[Stored entries]
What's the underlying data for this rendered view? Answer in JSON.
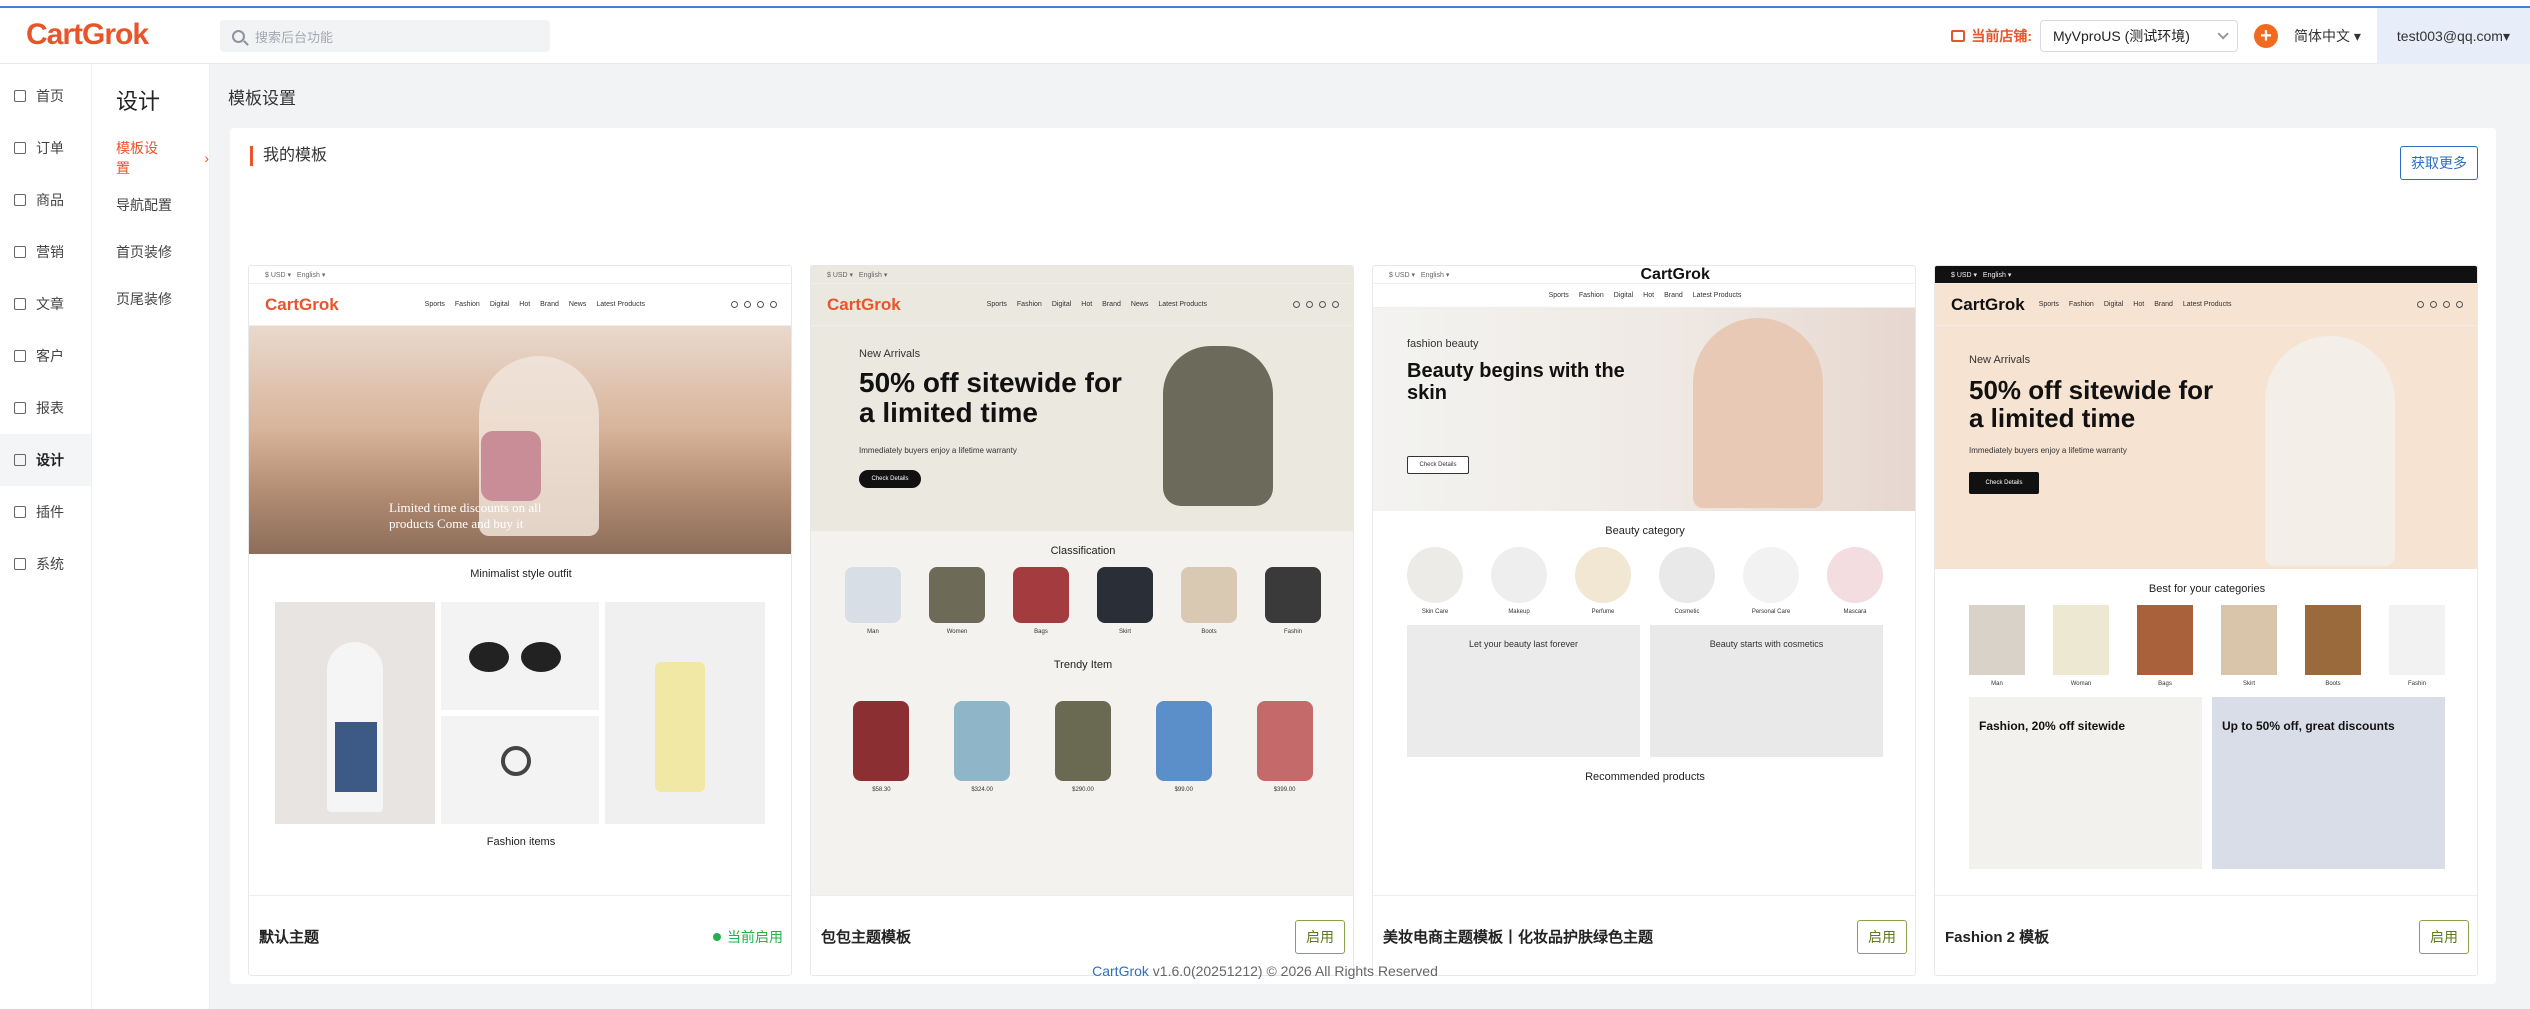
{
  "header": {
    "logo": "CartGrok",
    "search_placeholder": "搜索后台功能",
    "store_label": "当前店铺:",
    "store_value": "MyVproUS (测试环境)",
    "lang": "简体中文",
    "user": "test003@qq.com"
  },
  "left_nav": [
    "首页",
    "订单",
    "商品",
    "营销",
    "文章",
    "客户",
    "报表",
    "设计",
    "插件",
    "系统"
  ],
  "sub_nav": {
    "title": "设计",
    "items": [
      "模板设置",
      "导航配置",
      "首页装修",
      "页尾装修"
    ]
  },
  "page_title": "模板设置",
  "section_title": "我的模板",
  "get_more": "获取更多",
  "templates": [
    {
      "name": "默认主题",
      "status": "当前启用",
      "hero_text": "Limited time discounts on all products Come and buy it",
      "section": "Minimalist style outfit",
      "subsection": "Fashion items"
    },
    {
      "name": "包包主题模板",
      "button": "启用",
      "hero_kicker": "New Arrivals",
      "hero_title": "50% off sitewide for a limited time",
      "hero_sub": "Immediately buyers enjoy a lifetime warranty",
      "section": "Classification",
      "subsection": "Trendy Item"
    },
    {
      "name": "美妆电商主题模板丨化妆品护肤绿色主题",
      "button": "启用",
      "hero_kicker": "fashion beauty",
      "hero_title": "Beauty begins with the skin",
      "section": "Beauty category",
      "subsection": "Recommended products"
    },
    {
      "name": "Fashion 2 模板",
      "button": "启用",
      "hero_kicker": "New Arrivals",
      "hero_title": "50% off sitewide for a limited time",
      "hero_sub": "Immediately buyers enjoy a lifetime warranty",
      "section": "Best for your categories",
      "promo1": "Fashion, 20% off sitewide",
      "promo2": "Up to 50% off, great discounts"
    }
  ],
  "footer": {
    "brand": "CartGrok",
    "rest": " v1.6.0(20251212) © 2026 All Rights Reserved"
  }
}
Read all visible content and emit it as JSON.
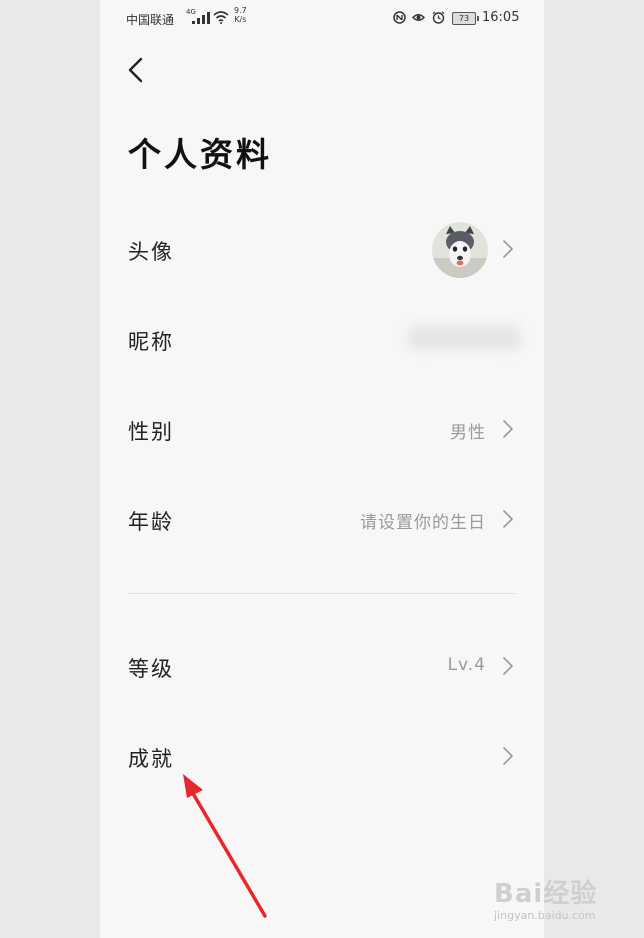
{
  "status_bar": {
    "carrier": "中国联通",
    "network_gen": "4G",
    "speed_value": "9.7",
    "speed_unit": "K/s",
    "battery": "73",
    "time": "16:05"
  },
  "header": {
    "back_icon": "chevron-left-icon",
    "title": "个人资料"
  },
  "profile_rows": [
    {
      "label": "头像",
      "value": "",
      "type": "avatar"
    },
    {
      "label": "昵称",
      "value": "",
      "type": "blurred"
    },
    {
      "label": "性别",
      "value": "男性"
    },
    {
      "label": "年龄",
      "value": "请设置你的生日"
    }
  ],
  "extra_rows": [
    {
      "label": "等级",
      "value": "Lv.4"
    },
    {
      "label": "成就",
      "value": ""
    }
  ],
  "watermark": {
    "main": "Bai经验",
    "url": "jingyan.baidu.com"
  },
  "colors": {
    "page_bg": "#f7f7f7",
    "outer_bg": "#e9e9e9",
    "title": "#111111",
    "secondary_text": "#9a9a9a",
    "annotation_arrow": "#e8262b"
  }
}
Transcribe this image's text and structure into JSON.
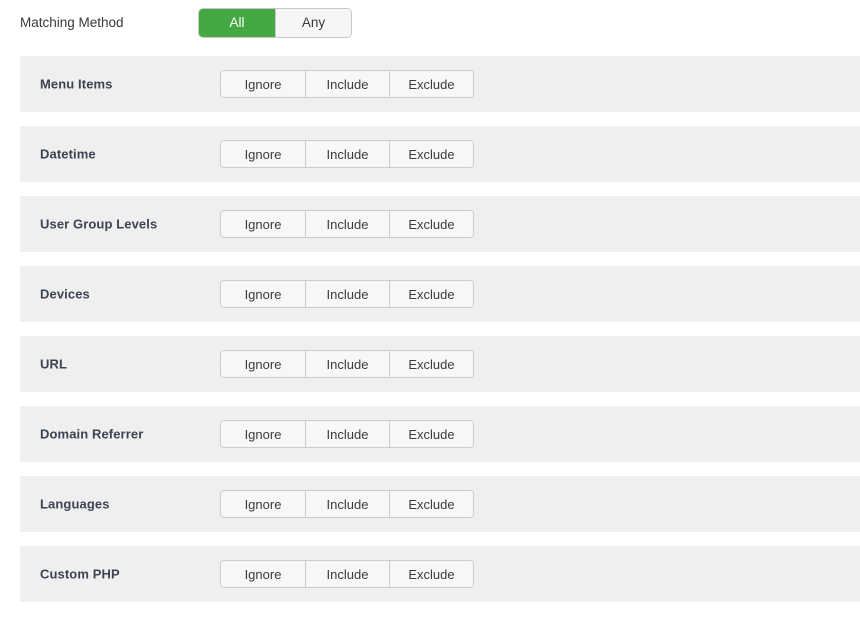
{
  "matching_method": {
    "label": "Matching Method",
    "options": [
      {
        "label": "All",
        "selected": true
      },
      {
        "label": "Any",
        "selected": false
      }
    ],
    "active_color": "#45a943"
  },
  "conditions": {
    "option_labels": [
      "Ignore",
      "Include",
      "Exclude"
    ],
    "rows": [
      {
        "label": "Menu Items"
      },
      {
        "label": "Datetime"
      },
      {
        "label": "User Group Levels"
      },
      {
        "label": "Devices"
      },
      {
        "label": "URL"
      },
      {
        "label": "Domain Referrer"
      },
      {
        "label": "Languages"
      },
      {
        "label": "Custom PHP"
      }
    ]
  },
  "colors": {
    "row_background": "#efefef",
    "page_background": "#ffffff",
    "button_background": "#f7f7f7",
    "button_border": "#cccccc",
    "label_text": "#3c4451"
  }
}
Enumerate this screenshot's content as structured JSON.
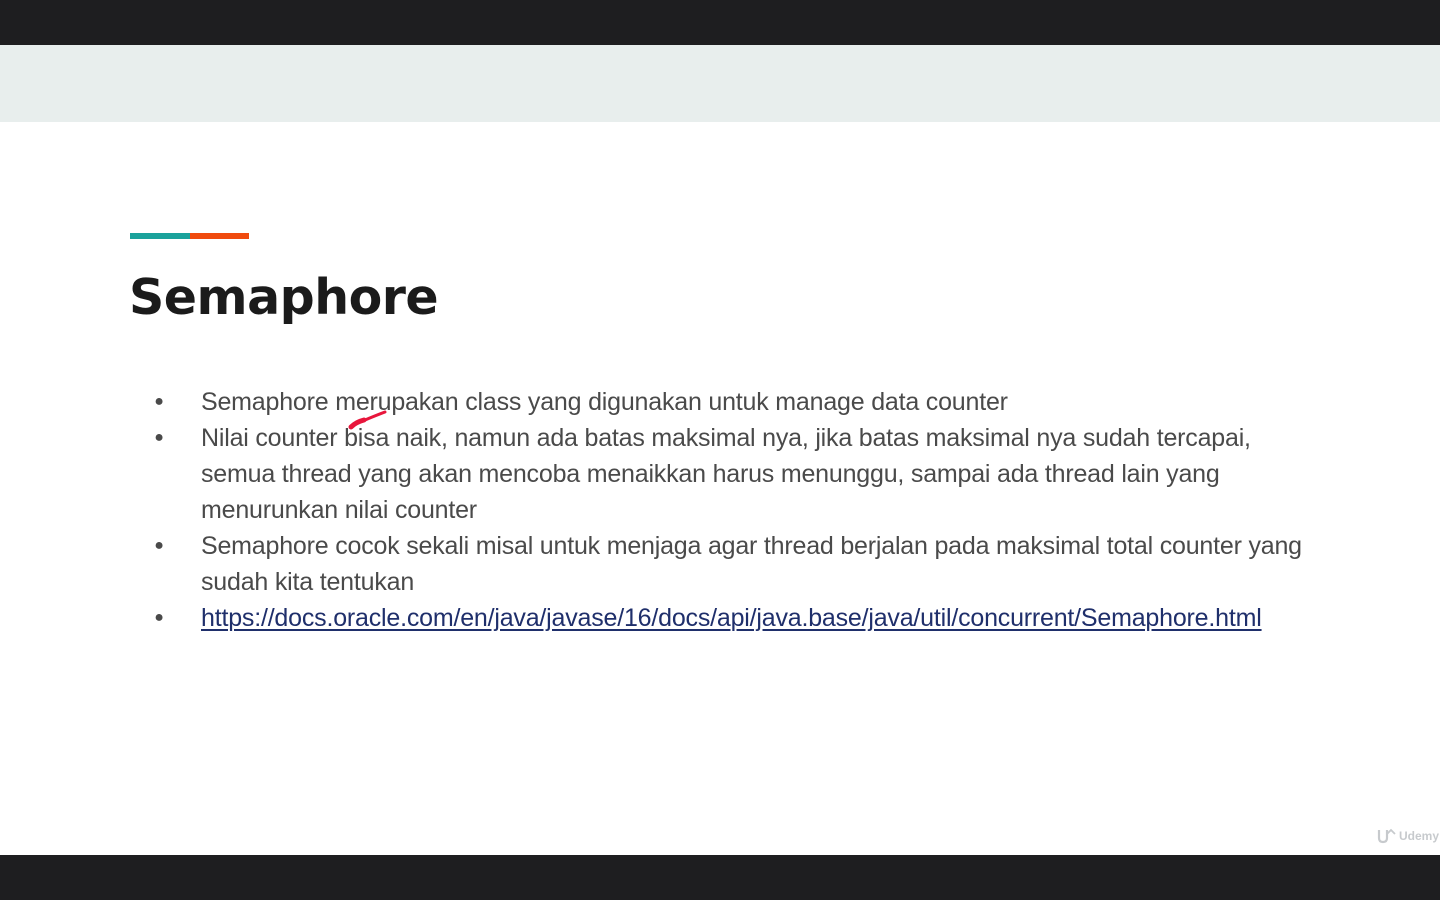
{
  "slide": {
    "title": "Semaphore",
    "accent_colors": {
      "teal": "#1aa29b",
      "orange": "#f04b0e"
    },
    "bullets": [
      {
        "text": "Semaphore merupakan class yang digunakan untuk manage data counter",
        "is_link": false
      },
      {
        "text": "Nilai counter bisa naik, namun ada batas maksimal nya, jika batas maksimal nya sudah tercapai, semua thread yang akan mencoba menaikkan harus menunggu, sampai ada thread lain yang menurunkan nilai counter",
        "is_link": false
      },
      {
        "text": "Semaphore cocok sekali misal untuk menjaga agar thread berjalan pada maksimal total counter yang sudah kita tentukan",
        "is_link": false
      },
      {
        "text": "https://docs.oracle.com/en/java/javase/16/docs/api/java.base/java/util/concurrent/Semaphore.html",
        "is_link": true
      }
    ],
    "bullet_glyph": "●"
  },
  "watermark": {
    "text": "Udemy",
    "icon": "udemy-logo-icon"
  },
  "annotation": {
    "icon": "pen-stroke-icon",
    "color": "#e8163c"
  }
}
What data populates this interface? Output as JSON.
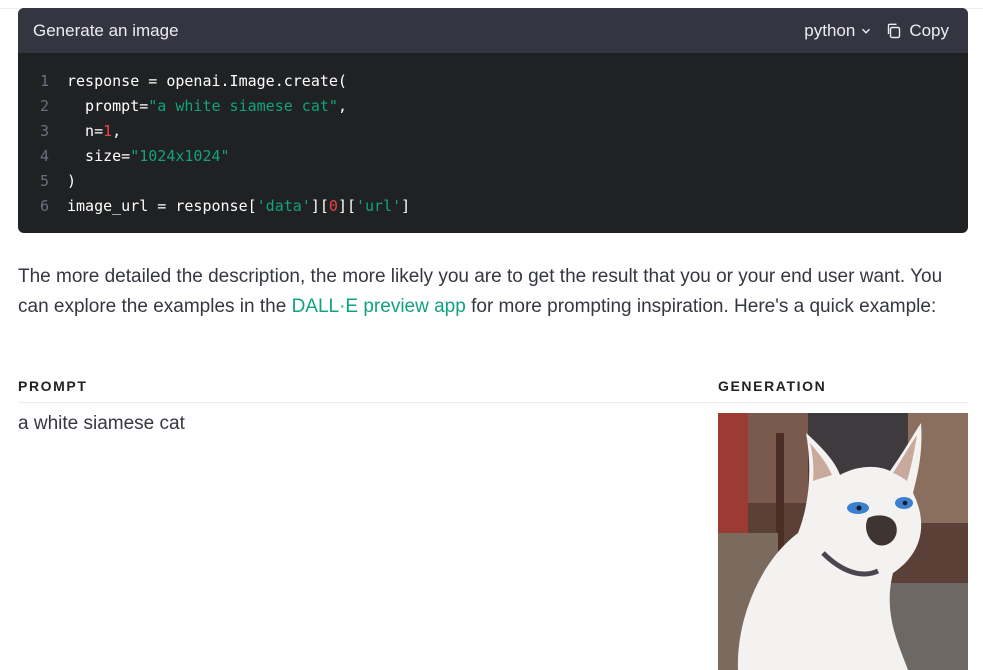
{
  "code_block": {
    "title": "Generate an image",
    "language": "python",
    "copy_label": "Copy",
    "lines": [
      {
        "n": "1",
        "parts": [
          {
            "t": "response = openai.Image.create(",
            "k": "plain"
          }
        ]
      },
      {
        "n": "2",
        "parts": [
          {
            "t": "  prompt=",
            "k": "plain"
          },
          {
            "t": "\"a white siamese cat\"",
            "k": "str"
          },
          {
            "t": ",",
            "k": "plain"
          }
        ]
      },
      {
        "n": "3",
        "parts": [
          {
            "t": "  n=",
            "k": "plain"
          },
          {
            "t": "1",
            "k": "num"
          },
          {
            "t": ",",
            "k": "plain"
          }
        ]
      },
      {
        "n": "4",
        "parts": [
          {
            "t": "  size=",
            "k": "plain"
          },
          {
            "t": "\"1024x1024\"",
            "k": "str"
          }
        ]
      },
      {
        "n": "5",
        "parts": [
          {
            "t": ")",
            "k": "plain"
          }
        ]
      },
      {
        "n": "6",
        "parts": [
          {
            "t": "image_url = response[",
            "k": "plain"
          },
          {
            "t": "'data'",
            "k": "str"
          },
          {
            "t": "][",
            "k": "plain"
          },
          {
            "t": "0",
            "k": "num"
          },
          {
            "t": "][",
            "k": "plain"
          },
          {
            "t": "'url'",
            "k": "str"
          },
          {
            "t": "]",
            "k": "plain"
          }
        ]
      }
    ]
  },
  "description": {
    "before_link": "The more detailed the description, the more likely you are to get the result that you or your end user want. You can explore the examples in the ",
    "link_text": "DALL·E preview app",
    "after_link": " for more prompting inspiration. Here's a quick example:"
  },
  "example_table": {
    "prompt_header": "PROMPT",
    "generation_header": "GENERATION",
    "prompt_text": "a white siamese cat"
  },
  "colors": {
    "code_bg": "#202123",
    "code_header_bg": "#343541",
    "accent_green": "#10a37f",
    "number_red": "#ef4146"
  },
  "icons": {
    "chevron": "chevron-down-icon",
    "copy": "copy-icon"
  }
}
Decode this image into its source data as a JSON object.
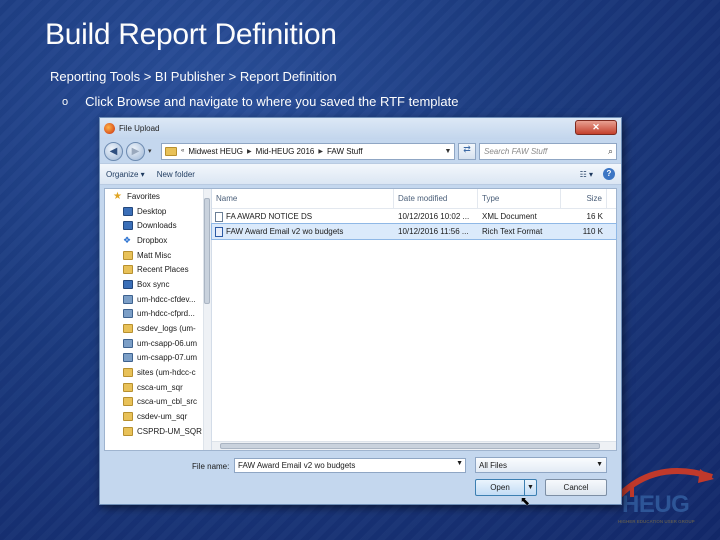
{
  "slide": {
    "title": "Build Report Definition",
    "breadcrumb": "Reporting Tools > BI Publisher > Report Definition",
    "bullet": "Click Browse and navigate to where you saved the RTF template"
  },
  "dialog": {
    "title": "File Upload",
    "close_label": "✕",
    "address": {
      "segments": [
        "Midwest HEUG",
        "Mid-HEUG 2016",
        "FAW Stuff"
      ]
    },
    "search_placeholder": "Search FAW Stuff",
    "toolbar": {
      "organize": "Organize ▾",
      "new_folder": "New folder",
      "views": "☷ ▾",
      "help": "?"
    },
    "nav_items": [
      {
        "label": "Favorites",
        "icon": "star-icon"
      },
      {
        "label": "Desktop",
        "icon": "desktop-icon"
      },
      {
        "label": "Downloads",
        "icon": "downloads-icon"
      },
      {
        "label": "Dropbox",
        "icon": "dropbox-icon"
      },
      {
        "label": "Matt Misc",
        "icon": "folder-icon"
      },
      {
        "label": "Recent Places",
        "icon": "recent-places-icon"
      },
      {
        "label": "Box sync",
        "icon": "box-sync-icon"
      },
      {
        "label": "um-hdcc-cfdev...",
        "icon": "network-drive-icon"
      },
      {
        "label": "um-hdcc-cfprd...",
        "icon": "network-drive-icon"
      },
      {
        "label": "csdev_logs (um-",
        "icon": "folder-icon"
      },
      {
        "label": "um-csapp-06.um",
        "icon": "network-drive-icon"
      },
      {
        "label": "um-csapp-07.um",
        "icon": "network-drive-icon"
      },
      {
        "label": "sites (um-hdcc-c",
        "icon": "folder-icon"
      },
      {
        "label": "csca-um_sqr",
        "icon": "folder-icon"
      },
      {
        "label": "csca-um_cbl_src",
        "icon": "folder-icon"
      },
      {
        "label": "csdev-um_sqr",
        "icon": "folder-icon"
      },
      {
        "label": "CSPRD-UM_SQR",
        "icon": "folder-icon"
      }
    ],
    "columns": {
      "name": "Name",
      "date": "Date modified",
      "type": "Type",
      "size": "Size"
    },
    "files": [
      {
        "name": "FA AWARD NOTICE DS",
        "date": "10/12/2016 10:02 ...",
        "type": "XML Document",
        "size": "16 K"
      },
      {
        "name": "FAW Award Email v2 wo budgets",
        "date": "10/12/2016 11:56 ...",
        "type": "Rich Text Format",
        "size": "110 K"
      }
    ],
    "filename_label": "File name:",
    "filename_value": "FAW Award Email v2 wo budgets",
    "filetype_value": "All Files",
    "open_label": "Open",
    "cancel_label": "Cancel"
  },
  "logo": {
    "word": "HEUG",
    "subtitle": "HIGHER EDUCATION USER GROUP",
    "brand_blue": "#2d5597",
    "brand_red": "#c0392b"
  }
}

**Exercise goal**
Copy out every line of the material above that mentions the word "Email".

**Answer in full**
        "name": "FAW Award Email v2 wo budgets",
    "filename_value": "FAW Award Email v2 wo budgets",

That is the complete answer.